Raw data =>
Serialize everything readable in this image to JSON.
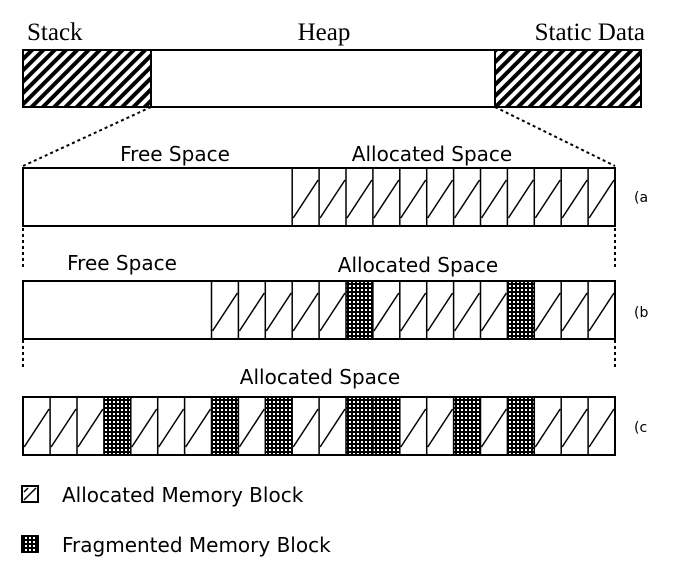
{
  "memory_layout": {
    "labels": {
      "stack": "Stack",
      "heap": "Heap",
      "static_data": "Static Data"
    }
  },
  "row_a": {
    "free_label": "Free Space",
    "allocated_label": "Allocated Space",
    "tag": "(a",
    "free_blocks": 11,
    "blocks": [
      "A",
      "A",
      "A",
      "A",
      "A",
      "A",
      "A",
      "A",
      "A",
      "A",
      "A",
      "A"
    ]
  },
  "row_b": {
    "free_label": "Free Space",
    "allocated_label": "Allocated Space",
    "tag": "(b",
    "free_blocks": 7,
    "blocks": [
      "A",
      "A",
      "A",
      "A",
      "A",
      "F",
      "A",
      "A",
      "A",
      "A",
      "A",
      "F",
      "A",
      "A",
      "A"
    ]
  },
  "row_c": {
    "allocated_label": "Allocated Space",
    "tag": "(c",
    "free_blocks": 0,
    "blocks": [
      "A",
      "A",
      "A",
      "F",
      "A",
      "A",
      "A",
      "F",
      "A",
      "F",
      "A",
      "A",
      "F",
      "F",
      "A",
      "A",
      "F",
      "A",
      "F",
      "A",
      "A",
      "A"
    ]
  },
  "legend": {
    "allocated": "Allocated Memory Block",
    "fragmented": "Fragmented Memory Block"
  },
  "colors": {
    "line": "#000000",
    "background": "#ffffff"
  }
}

The task =>
Repeat all the records above exactly, leaving out any pictures.

Answer to the task =>
Serialize everything readable in this image to JSON.
{
  "memory_layout": {
    "labels": {
      "stack": "Stack",
      "heap": "Heap",
      "static_data": "Static Data"
    }
  },
  "row_a": {
    "free_label": "Free Space",
    "allocated_label": "Allocated Space",
    "tag": "(a",
    "free_blocks": 11,
    "blocks": [
      "A",
      "A",
      "A",
      "A",
      "A",
      "A",
      "A",
      "A",
      "A",
      "A",
      "A",
      "A"
    ]
  },
  "row_b": {
    "free_label": "Free Space",
    "allocated_label": "Allocated Space",
    "tag": "(b",
    "free_blocks": 7,
    "blocks": [
      "A",
      "A",
      "A",
      "A",
      "A",
      "F",
      "A",
      "A",
      "A",
      "A",
      "A",
      "F",
      "A",
      "A",
      "A"
    ]
  },
  "row_c": {
    "allocated_label": "Allocated Space",
    "tag": "(c",
    "free_blocks": 0,
    "blocks": [
      "A",
      "A",
      "A",
      "F",
      "A",
      "A",
      "A",
      "F",
      "A",
      "F",
      "A",
      "A",
      "F",
      "F",
      "A",
      "A",
      "F",
      "A",
      "F",
      "A",
      "A",
      "A"
    ]
  },
  "legend": {
    "allocated": "Allocated Memory Block",
    "fragmented": "Fragmented Memory Block"
  },
  "colors": {
    "line": "#000000",
    "background": "#ffffff"
  }
}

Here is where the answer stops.